CONSEGNA
Riscrivi il passo della trama di La Voix humaine cominciando da "La scena – uno" e terminando con "bagno bianco molto illuminato.", e chiama "camera" ciò che il testo chiama "stanza".

La Voix humaine

Teatro Regio, Mercoledì 16 Maggio 2018 - Domenica 27 Maggio 2018

Argomento

Atto unico

La scena – uno spazio ridotto – rappresenta l’angolo di una stanza femminile; una stanza tetra, azzurrognola – a sinistra un letto sfatto, a destra una porta socchiusa su un bagno bianco molto illuminato.
Una donna giace a terra davanti al letto, indossa una lunga camicia, prende il cappotto e sta per uscire: in quel momento suona il telefono e lei si precipita a rispondere: ma è qualcuno che ha sbagliato numero. Il telefono squilla di nuovo e finalmente la donna (il cui nome non viene mai citato) sente la voce dell’uomo che ama e che l’ha lasciata per un’altra. Lei mente raccontando di essere stata a pranzo fuori con l’amica Marta e di essere appena rientrata, lui vuole che lei gli restituisca le sue lettere, lei finge di essere forte e tranquilla. Lui mente dicendo di essere a casa, così quando cade la linea e lei lo richiama scopre dal cameriere Giuseppe che lui in realtà non c’è. Alla successiva telefonata, la donna confessa di aver preso troppi sonniferi, ma di aver poi chiamato l’amica Marta che, arrivata con un medico, l’ha salvata. Tra interferenze e linee che cadono, la donna ricorda i momenti felici, finge di essere coraggiosa, lo prega almeno di non andare con la nuova amante nello stesso loro albergo a Marsiglia. La telefonata si conclude con un ripetuto: “Io ti amo, ti amo, ti amo, ti amo…” (il ricevitore cade in terra).

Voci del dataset
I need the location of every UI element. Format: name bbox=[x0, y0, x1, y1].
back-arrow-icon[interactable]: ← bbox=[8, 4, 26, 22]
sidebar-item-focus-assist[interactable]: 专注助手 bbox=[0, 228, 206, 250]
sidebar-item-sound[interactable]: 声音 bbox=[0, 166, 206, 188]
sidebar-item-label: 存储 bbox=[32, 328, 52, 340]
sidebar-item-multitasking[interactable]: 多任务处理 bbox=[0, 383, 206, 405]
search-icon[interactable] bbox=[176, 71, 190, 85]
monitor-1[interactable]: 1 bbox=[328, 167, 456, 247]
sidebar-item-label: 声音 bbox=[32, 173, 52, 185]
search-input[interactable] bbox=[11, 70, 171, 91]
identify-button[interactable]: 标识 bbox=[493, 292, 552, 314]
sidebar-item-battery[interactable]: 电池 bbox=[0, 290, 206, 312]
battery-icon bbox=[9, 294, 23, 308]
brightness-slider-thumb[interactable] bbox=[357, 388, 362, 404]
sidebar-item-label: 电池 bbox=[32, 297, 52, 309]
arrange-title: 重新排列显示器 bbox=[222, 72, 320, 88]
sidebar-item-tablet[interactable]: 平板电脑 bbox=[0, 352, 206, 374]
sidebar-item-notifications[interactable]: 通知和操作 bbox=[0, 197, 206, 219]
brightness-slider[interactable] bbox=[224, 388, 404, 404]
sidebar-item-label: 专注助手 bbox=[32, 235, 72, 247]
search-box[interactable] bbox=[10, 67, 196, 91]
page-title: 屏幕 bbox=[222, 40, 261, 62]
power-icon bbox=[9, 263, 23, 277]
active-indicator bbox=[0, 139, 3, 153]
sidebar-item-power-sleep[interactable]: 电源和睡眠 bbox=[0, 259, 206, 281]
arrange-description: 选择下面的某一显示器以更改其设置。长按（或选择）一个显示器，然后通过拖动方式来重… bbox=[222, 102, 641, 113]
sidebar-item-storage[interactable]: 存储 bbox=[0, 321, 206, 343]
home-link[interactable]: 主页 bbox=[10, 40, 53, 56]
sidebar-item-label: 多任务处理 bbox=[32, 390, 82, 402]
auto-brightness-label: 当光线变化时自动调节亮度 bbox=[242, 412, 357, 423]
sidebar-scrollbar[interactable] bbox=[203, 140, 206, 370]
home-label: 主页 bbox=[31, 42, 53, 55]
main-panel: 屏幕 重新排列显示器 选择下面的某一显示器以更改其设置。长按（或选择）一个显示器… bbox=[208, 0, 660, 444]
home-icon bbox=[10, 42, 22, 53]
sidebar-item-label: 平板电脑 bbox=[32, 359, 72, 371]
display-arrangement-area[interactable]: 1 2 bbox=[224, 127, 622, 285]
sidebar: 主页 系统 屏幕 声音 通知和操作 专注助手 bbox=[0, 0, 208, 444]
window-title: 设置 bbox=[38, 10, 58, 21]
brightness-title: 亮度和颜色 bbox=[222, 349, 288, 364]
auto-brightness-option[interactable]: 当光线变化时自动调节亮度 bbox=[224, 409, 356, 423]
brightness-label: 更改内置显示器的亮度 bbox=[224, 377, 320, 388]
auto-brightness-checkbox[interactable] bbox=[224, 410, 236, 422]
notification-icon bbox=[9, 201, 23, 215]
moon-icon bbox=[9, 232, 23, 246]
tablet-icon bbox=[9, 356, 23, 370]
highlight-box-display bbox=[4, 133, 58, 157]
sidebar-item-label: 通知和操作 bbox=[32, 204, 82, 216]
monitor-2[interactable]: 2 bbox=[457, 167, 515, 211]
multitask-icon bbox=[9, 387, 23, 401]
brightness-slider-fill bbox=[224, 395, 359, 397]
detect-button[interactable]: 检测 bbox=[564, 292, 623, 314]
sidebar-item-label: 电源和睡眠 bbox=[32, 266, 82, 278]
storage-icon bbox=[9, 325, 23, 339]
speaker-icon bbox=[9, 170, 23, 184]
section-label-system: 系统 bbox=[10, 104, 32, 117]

RISPOSTA SCRITTA
La scena – uno spazio ridotto – rappresenta l’angolo di una camera femminile; una camera tetra, azzurrognola – a sinistra un letto sfatto, a destra una porta socchiusa su un bagno bianco molto illuminato.